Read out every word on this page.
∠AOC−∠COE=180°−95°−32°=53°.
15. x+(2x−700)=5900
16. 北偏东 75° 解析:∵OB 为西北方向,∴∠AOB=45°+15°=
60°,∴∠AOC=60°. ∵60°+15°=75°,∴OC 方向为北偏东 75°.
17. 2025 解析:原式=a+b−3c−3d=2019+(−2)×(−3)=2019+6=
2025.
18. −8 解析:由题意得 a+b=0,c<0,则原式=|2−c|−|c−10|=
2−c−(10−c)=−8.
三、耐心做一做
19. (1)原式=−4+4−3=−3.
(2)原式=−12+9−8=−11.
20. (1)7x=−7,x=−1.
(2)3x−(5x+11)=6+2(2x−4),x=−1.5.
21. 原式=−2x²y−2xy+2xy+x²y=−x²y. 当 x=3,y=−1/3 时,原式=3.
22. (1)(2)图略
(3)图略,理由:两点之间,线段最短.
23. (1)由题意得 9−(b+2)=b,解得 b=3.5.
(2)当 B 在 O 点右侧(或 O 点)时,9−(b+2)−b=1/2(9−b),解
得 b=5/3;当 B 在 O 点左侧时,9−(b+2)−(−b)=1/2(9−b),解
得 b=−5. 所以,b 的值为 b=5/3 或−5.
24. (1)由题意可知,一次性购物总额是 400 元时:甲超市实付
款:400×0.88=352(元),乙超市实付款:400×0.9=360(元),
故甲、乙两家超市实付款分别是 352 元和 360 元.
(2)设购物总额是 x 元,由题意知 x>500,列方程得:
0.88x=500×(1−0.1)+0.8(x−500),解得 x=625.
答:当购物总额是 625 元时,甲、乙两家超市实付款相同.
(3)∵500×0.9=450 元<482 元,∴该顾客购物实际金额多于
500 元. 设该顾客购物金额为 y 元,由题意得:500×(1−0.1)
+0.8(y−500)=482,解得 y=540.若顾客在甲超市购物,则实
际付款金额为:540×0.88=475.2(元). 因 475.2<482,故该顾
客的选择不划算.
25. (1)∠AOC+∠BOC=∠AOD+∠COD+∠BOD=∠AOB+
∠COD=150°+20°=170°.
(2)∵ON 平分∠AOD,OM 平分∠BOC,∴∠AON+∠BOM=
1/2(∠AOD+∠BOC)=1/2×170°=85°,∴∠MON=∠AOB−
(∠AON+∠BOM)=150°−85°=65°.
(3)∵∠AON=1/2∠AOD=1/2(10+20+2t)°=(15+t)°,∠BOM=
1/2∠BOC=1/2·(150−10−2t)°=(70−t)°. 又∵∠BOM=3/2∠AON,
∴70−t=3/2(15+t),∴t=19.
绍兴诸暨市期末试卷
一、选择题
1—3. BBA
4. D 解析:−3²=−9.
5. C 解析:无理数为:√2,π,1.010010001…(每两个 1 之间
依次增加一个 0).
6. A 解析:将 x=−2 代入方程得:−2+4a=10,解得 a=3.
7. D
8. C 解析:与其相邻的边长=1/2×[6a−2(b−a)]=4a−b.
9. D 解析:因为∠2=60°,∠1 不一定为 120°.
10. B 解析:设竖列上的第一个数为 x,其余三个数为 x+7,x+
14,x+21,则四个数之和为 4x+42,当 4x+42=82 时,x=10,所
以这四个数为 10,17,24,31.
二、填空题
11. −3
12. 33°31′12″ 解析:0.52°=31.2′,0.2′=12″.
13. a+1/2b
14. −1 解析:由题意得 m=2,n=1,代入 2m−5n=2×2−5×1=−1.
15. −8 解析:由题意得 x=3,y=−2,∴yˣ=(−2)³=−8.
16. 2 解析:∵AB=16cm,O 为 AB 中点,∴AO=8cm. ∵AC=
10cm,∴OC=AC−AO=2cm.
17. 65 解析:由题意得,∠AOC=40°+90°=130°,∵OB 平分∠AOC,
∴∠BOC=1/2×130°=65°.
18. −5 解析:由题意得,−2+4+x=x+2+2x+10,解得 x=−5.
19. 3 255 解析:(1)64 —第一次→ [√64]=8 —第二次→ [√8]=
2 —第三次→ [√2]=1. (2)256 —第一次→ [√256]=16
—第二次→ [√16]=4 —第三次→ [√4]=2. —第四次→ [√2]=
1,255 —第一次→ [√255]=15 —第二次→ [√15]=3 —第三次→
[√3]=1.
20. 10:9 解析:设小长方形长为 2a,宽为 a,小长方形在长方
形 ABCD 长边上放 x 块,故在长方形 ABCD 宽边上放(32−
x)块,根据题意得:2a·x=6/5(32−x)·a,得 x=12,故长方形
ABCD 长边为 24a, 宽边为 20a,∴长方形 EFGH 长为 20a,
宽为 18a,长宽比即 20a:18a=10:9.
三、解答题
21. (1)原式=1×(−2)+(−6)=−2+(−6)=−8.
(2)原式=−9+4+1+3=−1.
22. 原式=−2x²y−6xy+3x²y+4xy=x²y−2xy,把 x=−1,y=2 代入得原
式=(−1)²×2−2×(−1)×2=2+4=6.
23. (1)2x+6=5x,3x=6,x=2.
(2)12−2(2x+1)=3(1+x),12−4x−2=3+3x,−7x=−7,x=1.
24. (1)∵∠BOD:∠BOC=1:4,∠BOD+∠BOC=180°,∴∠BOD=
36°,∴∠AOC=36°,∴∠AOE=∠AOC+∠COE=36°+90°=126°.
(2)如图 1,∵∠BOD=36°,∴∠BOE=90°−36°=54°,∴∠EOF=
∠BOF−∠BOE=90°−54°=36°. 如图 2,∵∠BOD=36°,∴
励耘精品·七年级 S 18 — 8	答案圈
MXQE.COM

- - - - - - -

◆ WHAT YOU SHOULD DO: Give back the whole listing, word for word.

◆ RESPONSE:
Read out every word on this page.
∠AOC−∠COE=180°−95°−32°=53°.
15. x+(2x−700)=5900
16. 北偏东 75° 解析:∵OB 为西北方向,∴∠AOB=45°+15°=
60°,∴∠AOC=60°. ∵60°+15°=75°,∴OC 方向为北偏东 75°.
17. 2025 解析:原式=a+b−3c−3d=2019+(−2)×(−3)=2019+6=
2025.
18. −8 解析:由题意得 a+b=0,c<0,则原式=|2−c|−|c−10|=
2−c−(10−c)=−8.
三、耐心做一做
19. (1)原式=−4+4−3=−3.
(2)原式=−12+9−8=−11.
20. (1)7x=−7,x=−1.
(2)3x−(5x+11)=6+2(2x−4),x=−1.5.
21. 原式=−2x²y−2xy+2xy+x²y=−x²y. 当 x=3,y=−1/3 时,原式=3.
22. (1)(2)图略
(3)图略,理由:两点之间,线段最短.
23. (1)由题意得 9−(b+2)=b,解得 b=3.5.
(2)当 B 在 O 点右侧(或 O 点)时,9−(b+2)−b=1/2(9−b),解
得 b=5/3;当 B 在 O 点左侧时,9−(b+2)−(−b)=1/2(9−b),解
得 b=−5. 所以,b 的值为 b=5/3 或−5.
24. (1)由题意可知,一次性购物总额是 400 元时:甲超市实付
款:400×0.88=352(元),乙超市实付款:400×0.9=360(元),
故甲、乙两家超市实付款分别是 352 元和 360 元.
(2)设购物总额是 x 元,由题意知 x>500,列方程得:
0.88x=500×(1−0.1)+0.8(x−500),解得 x=625.
答:当购物总额是 625 元时,甲、乙两家超市实付款相同.
(3)∵500×0.9=450 元<482 元,∴该顾客购物实际金额多于
500 元. 设该顾客购物金额为 y 元,由题意得:500×(1−0.1)
+0.8(y−500)=482,解得 y=540.若顾客在甲超市购物,则实
际付款金额为:540×0.88=475.2(元). 因 475.2<482,故该顾
客的选择不划算.
25. (1)∠AOC+∠BOC=∠AOD+∠COD+∠BOD=∠AOB+
∠COD=150°+20°=170°.
(2)∵ON 平分∠AOD,OM 平分∠BOC,∴∠AON+∠BOM=
1/2(∠AOD+∠BOC)=1/2×170°=85°,∴∠MON=∠AOB−
(∠AON+∠BOM)=150°−85°=65°.
(3)∵∠AON=1/2∠AOD=1/2(10+20+2t)°=(15+t)°,∠BOM=
1/2∠BOC=1/2·(150−10−2t)°=(70−t)°. 又∵∠BOM=3/2∠AON,
∴70−t=3/2(15+t),∴t=19.
绍兴诸暨市期末试卷
一、选择题
1—3. BBA
4. D 解析:−3²=−9.
5. C 解析:无理数为:√2,π,1.010010001…(每两个 1 之间
依次增加一个 0).
6. A 解析:将 x=−2 代入方程得:−2+4a=10,解得 a=3.
7. D
8. C 解析:与其相邻的边长=1/2×[6a−2(b−a)]=4a−b.
9. D 解析:因为∠2=60°,∠1 不一定为 120°.
10. B 解析:设竖列上的第一个数为 x,其余三个数为 x+7,x+
14,x+21,则四个数之和为 4x+42,当 4x+42=82 时,x=10,所
以这四个数为 10,17,24,31.
二、填空题
11. −3
12. 33°31′12″ 解析:0.52°=31.2′,0.2′=12″.
13. a+1/2b
14. −1 解析:由题意得 m=2,n=1,代入 2m−5n=2×2−5×1=−1.
15. −8 解析:由题意得 x=3,y=−2,∴yˣ=(−2)³=−8.
16. 2 解析:∵AB=16cm,O 为 AB 中点,∴AO=8cm. ∵AC=
10cm,∴OC=AC−AO=2cm.
17. 65 解析:由题意得,∠AOC=40°+90°=130°,∵OB 平分∠AOC,
∴∠BOC=1/2×130°=65°.
18. −5 解析:由题意得,−2+4+x=x+2+2x+10,解得 x=−5.
19. 3 255 解析:(1)64 —第一次→ [√64]=8 —第二次→ [√8]=
2 —第三次→ [√2]=1. (2)256 —第一次→ [√256]=16
—第二次→ [√16]=4 —第三次→ [√4]=2. —第四次→ [√2]=
1,255 —第一次→ [√255]=15 —第二次→ [√15]=3 —第三次→
[√3]=1.
20. 10:9 解析:设小长方形长为 2a,宽为 a,小长方形在长方
形 ABCD 长边上放 x 块,故在长方形 ABCD 宽边上放(32−
x)块,根据题意得:2a·x=6/5(32−x)·a,得 x=12,故长方形
ABCD 长边为 24a, 宽边为 20a,∴长方形 EFGH 长为 20a,
宽为 18a,长宽比即 20a:18a=10:9.
三、解答题
21. (1)原式=1×(−2)+(−6)=−2+(−6)=−8.
(2)原式=−9+4+1+3=−1.
22. 原式=−2x²y−6xy+3x²y+4xy=x²y−2xy,把 x=−1,y=2 代入得原
式=(−1)²×2−2×(−1)×2=2+4=6.
23. (1)2x+6=5x,3x=6,x=2.
(2)12−2(2x+1)=3(1+x),12−4x−2=3+3x,−7x=−7,x=1.
24. (1)∵∠BOD:∠BOC=1:4,∠BOD+∠BOC=180°,∴∠BOD=
36°,∴∠AOC=36°,∴∠AOE=∠AOC+∠COE=36°+90°=126°.
(2)如图 1,∵∠BOD=36°,∴∠BOE=90°−36°=54°,∴∠EOF=
∠BOF−∠BOE=90°−54°=36°. 如图 2,∵∠BOD=36°,∴
励耘精品·七年级 S 18 — 8	答案圈
MXQE.COM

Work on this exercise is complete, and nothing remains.